## Start

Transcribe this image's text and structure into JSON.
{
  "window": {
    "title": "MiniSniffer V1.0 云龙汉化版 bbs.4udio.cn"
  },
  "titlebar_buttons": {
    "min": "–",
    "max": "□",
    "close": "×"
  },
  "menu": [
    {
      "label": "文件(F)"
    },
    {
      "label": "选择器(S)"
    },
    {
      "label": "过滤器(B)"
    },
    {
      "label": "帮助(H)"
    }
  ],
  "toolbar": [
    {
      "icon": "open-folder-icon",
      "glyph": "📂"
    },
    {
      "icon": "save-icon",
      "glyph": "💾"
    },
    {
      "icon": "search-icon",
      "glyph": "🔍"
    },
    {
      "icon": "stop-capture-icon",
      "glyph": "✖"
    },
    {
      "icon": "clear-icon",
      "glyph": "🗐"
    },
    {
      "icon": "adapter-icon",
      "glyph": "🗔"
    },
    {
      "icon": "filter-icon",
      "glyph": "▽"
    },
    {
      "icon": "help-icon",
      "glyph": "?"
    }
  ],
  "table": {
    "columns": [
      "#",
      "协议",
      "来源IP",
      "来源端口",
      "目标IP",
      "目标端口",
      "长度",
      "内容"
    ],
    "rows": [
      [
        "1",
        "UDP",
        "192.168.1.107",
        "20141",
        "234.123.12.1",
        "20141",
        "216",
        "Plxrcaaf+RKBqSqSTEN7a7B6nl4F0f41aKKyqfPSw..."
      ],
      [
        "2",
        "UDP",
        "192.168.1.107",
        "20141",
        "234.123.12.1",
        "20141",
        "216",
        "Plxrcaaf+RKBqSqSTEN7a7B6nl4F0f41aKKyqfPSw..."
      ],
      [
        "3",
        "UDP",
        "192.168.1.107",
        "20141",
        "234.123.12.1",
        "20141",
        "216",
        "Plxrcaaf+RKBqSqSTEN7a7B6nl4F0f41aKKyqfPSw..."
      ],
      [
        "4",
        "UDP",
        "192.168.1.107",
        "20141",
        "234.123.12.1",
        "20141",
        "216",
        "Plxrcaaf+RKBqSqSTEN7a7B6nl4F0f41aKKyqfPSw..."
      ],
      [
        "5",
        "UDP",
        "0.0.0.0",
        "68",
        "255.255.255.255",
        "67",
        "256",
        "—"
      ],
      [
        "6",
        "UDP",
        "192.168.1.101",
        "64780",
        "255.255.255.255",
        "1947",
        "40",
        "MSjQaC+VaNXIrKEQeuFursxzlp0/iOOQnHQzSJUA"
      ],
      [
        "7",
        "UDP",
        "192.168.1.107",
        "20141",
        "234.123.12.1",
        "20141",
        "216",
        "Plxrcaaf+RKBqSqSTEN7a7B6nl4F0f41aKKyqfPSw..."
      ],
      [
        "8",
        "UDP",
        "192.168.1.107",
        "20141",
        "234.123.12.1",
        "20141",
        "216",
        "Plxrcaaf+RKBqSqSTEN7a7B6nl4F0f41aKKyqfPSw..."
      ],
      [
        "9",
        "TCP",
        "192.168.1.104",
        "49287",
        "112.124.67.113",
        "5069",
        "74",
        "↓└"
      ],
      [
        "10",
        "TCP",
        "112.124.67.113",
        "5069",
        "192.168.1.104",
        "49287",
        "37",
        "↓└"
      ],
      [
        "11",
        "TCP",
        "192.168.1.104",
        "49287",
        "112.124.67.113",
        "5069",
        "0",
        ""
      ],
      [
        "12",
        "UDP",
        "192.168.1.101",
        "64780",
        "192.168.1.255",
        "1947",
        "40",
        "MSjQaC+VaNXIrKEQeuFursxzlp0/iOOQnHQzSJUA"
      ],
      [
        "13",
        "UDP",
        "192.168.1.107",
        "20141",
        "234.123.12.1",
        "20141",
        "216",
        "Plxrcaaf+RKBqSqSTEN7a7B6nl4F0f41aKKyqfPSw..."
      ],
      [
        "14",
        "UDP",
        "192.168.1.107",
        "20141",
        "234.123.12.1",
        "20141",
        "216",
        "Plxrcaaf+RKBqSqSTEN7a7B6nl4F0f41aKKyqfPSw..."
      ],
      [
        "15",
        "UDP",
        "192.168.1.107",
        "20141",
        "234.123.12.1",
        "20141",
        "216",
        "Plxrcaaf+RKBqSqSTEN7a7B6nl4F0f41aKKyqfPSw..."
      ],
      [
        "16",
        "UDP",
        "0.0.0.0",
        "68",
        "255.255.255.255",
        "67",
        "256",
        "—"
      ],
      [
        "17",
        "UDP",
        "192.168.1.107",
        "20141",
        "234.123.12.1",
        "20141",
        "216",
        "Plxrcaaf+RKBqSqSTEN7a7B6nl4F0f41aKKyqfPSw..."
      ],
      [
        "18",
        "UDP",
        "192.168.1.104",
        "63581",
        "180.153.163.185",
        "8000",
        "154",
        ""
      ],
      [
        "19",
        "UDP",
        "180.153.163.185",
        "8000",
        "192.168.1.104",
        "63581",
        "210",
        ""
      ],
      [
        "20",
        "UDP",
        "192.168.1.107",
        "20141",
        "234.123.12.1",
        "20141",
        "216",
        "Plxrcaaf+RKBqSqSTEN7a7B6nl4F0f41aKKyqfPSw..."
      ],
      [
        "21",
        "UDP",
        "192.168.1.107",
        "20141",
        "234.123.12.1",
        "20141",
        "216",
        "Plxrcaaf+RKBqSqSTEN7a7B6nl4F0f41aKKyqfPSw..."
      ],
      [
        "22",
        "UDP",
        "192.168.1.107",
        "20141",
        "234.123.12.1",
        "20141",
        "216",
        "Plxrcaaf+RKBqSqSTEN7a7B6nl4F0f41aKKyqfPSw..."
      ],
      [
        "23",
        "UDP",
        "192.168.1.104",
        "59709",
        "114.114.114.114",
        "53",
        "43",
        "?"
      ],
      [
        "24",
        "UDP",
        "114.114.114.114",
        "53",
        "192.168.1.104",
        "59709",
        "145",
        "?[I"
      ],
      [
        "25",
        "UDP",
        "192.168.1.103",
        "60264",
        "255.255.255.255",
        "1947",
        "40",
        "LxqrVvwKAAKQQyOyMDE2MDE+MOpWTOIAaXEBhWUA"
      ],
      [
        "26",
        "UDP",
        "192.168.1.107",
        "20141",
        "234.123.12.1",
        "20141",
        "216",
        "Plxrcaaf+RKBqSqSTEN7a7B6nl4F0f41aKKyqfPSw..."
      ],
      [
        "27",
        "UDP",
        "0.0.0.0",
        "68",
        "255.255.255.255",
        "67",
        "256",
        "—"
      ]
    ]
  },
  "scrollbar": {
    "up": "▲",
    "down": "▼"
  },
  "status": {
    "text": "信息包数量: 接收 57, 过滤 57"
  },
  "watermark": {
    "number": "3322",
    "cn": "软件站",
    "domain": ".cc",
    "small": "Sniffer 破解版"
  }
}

## End

● **EXERCISE**:
Repeat the whole listing exactly, keeping every line intact.

● **THE SOLUTION**:
Transcribe this image's text and structure into JSON.
{
  "window": {
    "title": "MiniSniffer V1.0 云龙汉化版 bbs.4udio.cn"
  },
  "titlebar_buttons": {
    "min": "–",
    "max": "□",
    "close": "×"
  },
  "menu": [
    {
      "label": "文件(F)"
    },
    {
      "label": "选择器(S)"
    },
    {
      "label": "过滤器(B)"
    },
    {
      "label": "帮助(H)"
    }
  ],
  "toolbar": [
    {
      "icon": "open-folder-icon",
      "glyph": "📂"
    },
    {
      "icon": "save-icon",
      "glyph": "💾"
    },
    {
      "icon": "search-icon",
      "glyph": "🔍"
    },
    {
      "icon": "stop-capture-icon",
      "glyph": "✖"
    },
    {
      "icon": "clear-icon",
      "glyph": "🗐"
    },
    {
      "icon": "adapter-icon",
      "glyph": "🗔"
    },
    {
      "icon": "filter-icon",
      "glyph": "▽"
    },
    {
      "icon": "help-icon",
      "glyph": "?"
    }
  ],
  "table": {
    "columns": [
      "#",
      "协议",
      "来源IP",
      "来源端口",
      "目标IP",
      "目标端口",
      "长度",
      "内容"
    ],
    "rows": [
      [
        "1",
        "UDP",
        "192.168.1.107",
        "20141",
        "234.123.12.1",
        "20141",
        "216",
        "Plxrcaaf+RKBqSqSTEN7a7B6nl4F0f41aKKyqfPSw..."
      ],
      [
        "2",
        "UDP",
        "192.168.1.107",
        "20141",
        "234.123.12.1",
        "20141",
        "216",
        "Plxrcaaf+RKBqSqSTEN7a7B6nl4F0f41aKKyqfPSw..."
      ],
      [
        "3",
        "UDP",
        "192.168.1.107",
        "20141",
        "234.123.12.1",
        "20141",
        "216",
        "Plxrcaaf+RKBqSqSTEN7a7B6nl4F0f41aKKyqfPSw..."
      ],
      [
        "4",
        "UDP",
        "192.168.1.107",
        "20141",
        "234.123.12.1",
        "20141",
        "216",
        "Plxrcaaf+RKBqSqSTEN7a7B6nl4F0f41aKKyqfPSw..."
      ],
      [
        "5",
        "UDP",
        "0.0.0.0",
        "68",
        "255.255.255.255",
        "67",
        "256",
        "—"
      ],
      [
        "6",
        "UDP",
        "192.168.1.101",
        "64780",
        "255.255.255.255",
        "1947",
        "40",
        "MSjQaC+VaNXIrKEQeuFursxzlp0/iOOQnHQzSJUA"
      ],
      [
        "7",
        "UDP",
        "192.168.1.107",
        "20141",
        "234.123.12.1",
        "20141",
        "216",
        "Plxrcaaf+RKBqSqSTEN7a7B6nl4F0f41aKKyqfPSw..."
      ],
      [
        "8",
        "UDP",
        "192.168.1.107",
        "20141",
        "234.123.12.1",
        "20141",
        "216",
        "Plxrcaaf+RKBqSqSTEN7a7B6nl4F0f41aKKyqfPSw..."
      ],
      [
        "9",
        "TCP",
        "192.168.1.104",
        "49287",
        "112.124.67.113",
        "5069",
        "74",
        "↓└"
      ],
      [
        "10",
        "TCP",
        "112.124.67.113",
        "5069",
        "192.168.1.104",
        "49287",
        "37",
        "↓└"
      ],
      [
        "11",
        "TCP",
        "192.168.1.104",
        "49287",
        "112.124.67.113",
        "5069",
        "0",
        ""
      ],
      [
        "12",
        "UDP",
        "192.168.1.101",
        "64780",
        "192.168.1.255",
        "1947",
        "40",
        "MSjQaC+VaNXIrKEQeuFursxzlp0/iOOQnHQzSJUA"
      ],
      [
        "13",
        "UDP",
        "192.168.1.107",
        "20141",
        "234.123.12.1",
        "20141",
        "216",
        "Plxrcaaf+RKBqSqSTEN7a7B6nl4F0f41aKKyqfPSw..."
      ],
      [
        "14",
        "UDP",
        "192.168.1.107",
        "20141",
        "234.123.12.1",
        "20141",
        "216",
        "Plxrcaaf+RKBqSqSTEN7a7B6nl4F0f41aKKyqfPSw..."
      ],
      [
        "15",
        "UDP",
        "192.168.1.107",
        "20141",
        "234.123.12.1",
        "20141",
        "216",
        "Plxrcaaf+RKBqSqSTEN7a7B6nl4F0f41aKKyqfPSw..."
      ],
      [
        "16",
        "UDP",
        "0.0.0.0",
        "68",
        "255.255.255.255",
        "67",
        "256",
        "—"
      ],
      [
        "17",
        "UDP",
        "192.168.1.107",
        "20141",
        "234.123.12.1",
        "20141",
        "216",
        "Plxrcaaf+RKBqSqSTEN7a7B6nl4F0f41aKKyqfPSw..."
      ],
      [
        "18",
        "UDP",
        "192.168.1.104",
        "63581",
        "180.153.163.185",
        "8000",
        "154",
        ""
      ],
      [
        "19",
        "UDP",
        "180.153.163.185",
        "8000",
        "192.168.1.104",
        "63581",
        "210",
        ""
      ],
      [
        "20",
        "UDP",
        "192.168.1.107",
        "20141",
        "234.123.12.1",
        "20141",
        "216",
        "Plxrcaaf+RKBqSqSTEN7a7B6nl4F0f41aKKyqfPSw..."
      ],
      [
        "21",
        "UDP",
        "192.168.1.107",
        "20141",
        "234.123.12.1",
        "20141",
        "216",
        "Plxrcaaf+RKBqSqSTEN7a7B6nl4F0f41aKKyqfPSw..."
      ],
      [
        "22",
        "UDP",
        "192.168.1.107",
        "20141",
        "234.123.12.1",
        "20141",
        "216",
        "Plxrcaaf+RKBqSqSTEN7a7B6nl4F0f41aKKyqfPSw..."
      ],
      [
        "23",
        "UDP",
        "192.168.1.104",
        "59709",
        "114.114.114.114",
        "53",
        "43",
        "?"
      ],
      [
        "24",
        "UDP",
        "114.114.114.114",
        "53",
        "192.168.1.104",
        "59709",
        "145",
        "?[I"
      ],
      [
        "25",
        "UDP",
        "192.168.1.103",
        "60264",
        "255.255.255.255",
        "1947",
        "40",
        "LxqrVvwKAAKQQyOyMDE2MDE+MOpWTOIAaXEBhWUA"
      ],
      [
        "26",
        "UDP",
        "192.168.1.107",
        "20141",
        "234.123.12.1",
        "20141",
        "216",
        "Plxrcaaf+RKBqSqSTEN7a7B6nl4F0f41aKKyqfPSw..."
      ],
      [
        "27",
        "UDP",
        "0.0.0.0",
        "68",
        "255.255.255.255",
        "67",
        "256",
        "—"
      ]
    ]
  },
  "scrollbar": {
    "up": "▲",
    "down": "▼"
  },
  "status": {
    "text": "信息包数量: 接收 57, 过滤 57"
  },
  "watermark": {
    "number": "3322",
    "cn": "软件站",
    "domain": ".cc",
    "small": "Sniffer 破解版"
  }
}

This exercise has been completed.